_What you need to do:_ Examine each line of the data. Copy those that contain the string "katholieke".

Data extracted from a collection
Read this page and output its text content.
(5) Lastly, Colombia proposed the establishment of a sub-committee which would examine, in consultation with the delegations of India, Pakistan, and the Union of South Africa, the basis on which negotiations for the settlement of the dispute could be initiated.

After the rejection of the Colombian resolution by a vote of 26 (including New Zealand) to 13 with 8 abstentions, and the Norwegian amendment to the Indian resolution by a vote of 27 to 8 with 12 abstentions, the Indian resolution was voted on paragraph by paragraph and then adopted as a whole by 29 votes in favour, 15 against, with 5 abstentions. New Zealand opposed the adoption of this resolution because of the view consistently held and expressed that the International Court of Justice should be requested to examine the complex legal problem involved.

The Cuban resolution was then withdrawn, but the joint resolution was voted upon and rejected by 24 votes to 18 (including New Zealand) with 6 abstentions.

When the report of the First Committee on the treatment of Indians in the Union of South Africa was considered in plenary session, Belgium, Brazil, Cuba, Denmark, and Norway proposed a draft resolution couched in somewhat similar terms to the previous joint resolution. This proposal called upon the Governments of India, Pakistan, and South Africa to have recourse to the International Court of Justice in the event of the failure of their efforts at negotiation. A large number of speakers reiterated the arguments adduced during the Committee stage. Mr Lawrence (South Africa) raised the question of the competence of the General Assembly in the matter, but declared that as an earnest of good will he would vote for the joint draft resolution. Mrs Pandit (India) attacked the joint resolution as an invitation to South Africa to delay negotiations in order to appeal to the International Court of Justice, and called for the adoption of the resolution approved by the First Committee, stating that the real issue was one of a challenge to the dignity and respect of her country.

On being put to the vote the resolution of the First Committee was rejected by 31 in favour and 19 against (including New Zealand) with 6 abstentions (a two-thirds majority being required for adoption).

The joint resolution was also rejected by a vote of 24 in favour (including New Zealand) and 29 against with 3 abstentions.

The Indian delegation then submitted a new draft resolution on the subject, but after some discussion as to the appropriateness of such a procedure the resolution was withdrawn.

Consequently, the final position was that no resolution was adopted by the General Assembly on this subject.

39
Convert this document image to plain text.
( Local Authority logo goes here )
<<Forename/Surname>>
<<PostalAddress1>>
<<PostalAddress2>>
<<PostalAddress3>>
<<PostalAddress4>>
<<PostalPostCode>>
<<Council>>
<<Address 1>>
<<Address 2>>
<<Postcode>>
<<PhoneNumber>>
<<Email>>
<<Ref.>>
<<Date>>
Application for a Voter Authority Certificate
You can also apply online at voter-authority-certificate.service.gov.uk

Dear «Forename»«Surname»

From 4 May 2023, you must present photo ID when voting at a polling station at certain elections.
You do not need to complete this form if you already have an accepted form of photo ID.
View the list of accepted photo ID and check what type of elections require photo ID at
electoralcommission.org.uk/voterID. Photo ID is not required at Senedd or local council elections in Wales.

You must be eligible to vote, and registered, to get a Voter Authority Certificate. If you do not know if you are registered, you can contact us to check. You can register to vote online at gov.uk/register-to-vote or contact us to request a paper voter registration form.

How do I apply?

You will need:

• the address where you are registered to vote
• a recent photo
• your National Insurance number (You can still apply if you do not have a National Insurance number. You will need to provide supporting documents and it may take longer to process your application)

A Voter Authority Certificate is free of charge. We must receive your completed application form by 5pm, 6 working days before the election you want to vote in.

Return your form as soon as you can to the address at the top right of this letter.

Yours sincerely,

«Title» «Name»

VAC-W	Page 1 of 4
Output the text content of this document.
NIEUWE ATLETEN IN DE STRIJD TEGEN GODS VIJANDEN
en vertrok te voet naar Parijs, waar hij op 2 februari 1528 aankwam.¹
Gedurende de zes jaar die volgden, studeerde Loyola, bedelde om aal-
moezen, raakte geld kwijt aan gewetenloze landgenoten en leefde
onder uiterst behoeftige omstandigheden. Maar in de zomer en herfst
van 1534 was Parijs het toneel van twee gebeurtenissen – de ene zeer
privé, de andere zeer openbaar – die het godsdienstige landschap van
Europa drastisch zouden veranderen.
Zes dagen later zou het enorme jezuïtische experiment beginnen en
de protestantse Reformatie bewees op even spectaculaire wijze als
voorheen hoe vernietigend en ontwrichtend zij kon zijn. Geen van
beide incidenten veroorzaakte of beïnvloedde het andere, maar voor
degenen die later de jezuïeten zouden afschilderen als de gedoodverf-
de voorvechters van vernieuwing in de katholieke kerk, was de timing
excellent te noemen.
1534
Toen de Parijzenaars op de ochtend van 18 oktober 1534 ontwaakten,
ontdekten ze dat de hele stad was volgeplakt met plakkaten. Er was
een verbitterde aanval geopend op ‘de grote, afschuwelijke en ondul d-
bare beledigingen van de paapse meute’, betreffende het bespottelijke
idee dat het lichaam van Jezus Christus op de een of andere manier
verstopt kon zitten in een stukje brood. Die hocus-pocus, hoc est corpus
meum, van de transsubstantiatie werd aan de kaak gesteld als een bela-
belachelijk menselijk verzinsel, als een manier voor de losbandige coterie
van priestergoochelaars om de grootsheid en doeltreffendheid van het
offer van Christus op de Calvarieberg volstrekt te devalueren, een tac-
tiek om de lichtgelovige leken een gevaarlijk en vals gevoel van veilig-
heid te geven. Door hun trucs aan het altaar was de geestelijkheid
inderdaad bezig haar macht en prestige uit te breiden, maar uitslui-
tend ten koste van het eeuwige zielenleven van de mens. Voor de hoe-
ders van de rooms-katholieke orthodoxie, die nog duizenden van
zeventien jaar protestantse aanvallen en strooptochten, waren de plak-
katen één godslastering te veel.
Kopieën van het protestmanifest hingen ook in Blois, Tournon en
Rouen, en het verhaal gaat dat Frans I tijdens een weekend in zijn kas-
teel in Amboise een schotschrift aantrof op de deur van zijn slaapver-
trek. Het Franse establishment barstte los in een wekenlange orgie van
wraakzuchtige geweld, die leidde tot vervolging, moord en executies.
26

_Completed exercise:_
de voorvechters van vernieuwing in de katholieke kerk, was de timing
ders van de rooms-katholieke orthodoxie, die nog duizenden van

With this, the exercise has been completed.